• [Text shown]:
....................

Buying New from a Production Builder: What to Know
If you're buying from a large-scale builder rather than a custom build, the process is simpler but the negotiating dynamics are different:
- What you can negotiate:
- Upgrades in the design center (sometimes $10,000–50,000 in standard upgrades included)
- Closing cost contributions
- Rate buydowns
- Lot premiums
- What you usually can't negotiate:
- Base price (builders protect their comps)
- Construction timeline
Always hire a buyer's agent. Many buyers assume they don't need an agent when buying new construction because the builder's sales agent is there. That sales agent works for the builder, not you. A buyer's agent costs you nothing (the builder pays) and can help negotiate incentives and spot contract issues.
Get an independent home inspection. Even brand-new homes have construction defects. Schedule a third-party inspection before your final walkthrough — and ideally a pre-drywall inspection during framing when problems are easier to see and fix.
The New Construction Timeline in Georgia
Understanding the timeline helps you plan:
- Custom build:
- Land purchase: Variable (already owned or 1–3 months to close)
- Design and permitting: 2–4 months
- Construction: 8–14 months typically
- Total: 12–18+ months from start to move-in
- Production builder (semi-custom):
- Contract to foundation: 2–4 months
- Construction: 4–8 months
- Move-in: 6–12 months from contract
- Spec homes (already under construction):
- Some builders have homes in various stages of completion
- You can sometimes close in 60–90 days on a nearly-finished spec home
- Less customization but faster move-in
Should You Build or Buy Existing in Georgia?

....................

Data excerpts:
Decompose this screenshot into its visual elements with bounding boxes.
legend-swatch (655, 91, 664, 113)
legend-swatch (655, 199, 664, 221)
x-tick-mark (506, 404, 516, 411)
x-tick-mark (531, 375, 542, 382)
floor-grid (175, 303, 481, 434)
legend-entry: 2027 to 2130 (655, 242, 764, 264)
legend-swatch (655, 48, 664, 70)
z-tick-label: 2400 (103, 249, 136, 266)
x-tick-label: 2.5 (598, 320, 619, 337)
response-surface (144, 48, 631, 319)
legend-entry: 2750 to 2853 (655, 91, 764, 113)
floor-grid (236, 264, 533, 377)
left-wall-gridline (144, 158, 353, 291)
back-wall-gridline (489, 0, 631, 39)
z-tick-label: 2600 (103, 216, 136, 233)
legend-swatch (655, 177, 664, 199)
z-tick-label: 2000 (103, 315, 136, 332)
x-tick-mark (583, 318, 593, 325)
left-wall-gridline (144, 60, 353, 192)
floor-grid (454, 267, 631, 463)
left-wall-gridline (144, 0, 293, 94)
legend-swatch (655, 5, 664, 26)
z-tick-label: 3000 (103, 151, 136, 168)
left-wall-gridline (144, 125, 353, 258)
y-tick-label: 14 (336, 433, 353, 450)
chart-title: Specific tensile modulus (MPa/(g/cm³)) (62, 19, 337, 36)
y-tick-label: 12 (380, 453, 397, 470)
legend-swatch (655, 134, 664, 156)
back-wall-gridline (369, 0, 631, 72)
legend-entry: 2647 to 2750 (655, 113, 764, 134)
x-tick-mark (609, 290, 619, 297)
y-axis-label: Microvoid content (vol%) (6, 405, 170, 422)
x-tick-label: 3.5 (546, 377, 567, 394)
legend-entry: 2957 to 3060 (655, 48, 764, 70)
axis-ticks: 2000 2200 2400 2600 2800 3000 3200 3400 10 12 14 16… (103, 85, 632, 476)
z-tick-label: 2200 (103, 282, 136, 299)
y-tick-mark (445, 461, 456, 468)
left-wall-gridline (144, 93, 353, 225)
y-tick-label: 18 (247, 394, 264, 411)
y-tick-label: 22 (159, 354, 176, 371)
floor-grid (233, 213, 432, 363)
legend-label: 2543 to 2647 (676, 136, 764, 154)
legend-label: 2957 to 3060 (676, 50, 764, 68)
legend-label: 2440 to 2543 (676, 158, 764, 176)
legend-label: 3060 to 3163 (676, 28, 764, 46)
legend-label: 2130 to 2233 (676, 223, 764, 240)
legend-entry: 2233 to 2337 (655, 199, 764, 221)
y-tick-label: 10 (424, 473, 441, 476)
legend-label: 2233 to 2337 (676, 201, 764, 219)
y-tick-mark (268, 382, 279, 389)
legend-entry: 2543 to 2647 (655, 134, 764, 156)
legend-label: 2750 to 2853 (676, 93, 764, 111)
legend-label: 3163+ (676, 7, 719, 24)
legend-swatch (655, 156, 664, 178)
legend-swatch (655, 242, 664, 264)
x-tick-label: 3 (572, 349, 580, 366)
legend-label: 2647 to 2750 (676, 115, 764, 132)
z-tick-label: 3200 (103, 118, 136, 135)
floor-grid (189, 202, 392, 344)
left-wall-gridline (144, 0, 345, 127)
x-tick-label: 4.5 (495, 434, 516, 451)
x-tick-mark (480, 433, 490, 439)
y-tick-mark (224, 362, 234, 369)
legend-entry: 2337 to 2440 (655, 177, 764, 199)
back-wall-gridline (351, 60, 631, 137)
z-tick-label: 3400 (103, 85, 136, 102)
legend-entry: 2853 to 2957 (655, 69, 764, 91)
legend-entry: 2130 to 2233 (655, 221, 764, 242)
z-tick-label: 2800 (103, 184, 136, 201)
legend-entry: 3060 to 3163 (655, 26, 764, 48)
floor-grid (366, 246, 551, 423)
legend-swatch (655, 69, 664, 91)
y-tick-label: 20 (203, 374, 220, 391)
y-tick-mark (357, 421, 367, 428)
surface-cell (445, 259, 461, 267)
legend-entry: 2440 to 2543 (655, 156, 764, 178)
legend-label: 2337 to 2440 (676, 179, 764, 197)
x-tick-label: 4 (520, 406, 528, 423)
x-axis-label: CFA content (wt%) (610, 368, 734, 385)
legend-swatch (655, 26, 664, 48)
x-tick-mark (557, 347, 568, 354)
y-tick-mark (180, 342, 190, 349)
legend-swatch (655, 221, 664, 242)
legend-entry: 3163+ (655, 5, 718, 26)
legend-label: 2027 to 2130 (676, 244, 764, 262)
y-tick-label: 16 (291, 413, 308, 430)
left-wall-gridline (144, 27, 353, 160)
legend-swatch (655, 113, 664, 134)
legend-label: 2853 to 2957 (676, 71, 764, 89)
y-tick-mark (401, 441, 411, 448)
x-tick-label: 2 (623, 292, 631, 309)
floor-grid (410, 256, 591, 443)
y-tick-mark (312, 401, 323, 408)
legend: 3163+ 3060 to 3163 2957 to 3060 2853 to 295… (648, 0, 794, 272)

....................

• [Required action A]: Write out the new-construction article's text between "Buying New from" and "spot contract issues.", inclusive.
• [Required action B]:
Answer these questions from the new-construction article:
(i) Who pays for a buyer's agent?
(ii) How many months does construction typically take for a custom build?
(iii) How soon can a buyer sometimes close on a nearly-finished spec home?
• [Required action C]: Carry on the new-construction article from its final heading, "Should You Build or Buy Existing in Georgia?"
These data excerpts are separate material and are not part of the new-construction article.

• [Response box A]:
Buying New from a Production Builder: What to Know
If you're buying from a large-scale builder rather than a custom build, the process is simpler but the negotiating dynamics are different:
- What you can negotiate:
- Upgrades in the design center (sometimes $10,000–50,000 in standard upgrades included)
- Closing cost contributions
- Rate buydowns
- Lot premiums
- What you usually can't negotiate:
- Base price (builders protect their comps)
- Construction timeline
Always hire a buyer's agent. Many buyers assume they don't need an agent when buying new construction because the builder's sales agent is there. That sales agent works for the builder, not you. A buyer's agent costs you nothing (the builder pays) and can help negotiate incentives and spot contract issues.

• [Response box B]:
(i) The builder.
(ii) 8–14 months.
(iii) In 60–90 days.

• [Response box C]:
- New construction makes the most sense when:
- You want specific features or finishes not found in existing inventory
- You're in a market where inventory of resale homes is very tight
- You want lower maintenance costs in the early years
- A production builder's location or school district is your priority
- You have flexibility on timing (construction takes longer)
- Buying existing makes more sense when:
- You need to move quickly
- You want established neighborhoods with mature landscaping
- The seller's existing mortgage rate is assumable (especially FHA/VA)
- You find a home that fits your needs in a competitive market
Read our Georgia Housing Market 2026 overview to understand current conditions and inventory across different regions.
Tips for Georgia Construction Loan Borrowers
Lock early if possible. If you choose a one-time close, locking your rate early means certainty — beneficial in a rising rate environment, potentially costly if rates fall. Understand the lock terms before committing.
Pad your budget. Construction almost always costs more than projected. Budget 10–15% above your contractor's estimate for overruns. Running out of money mid-construction is the worst possible scenario.
Vet your builder thoroughly. Check their license status on the Georgia Secretary of State website. Check BBB ratings. Ask for references from recent clients. Visit a completed project. A bad builder experience is far costlier than a higher bid from a reputable one.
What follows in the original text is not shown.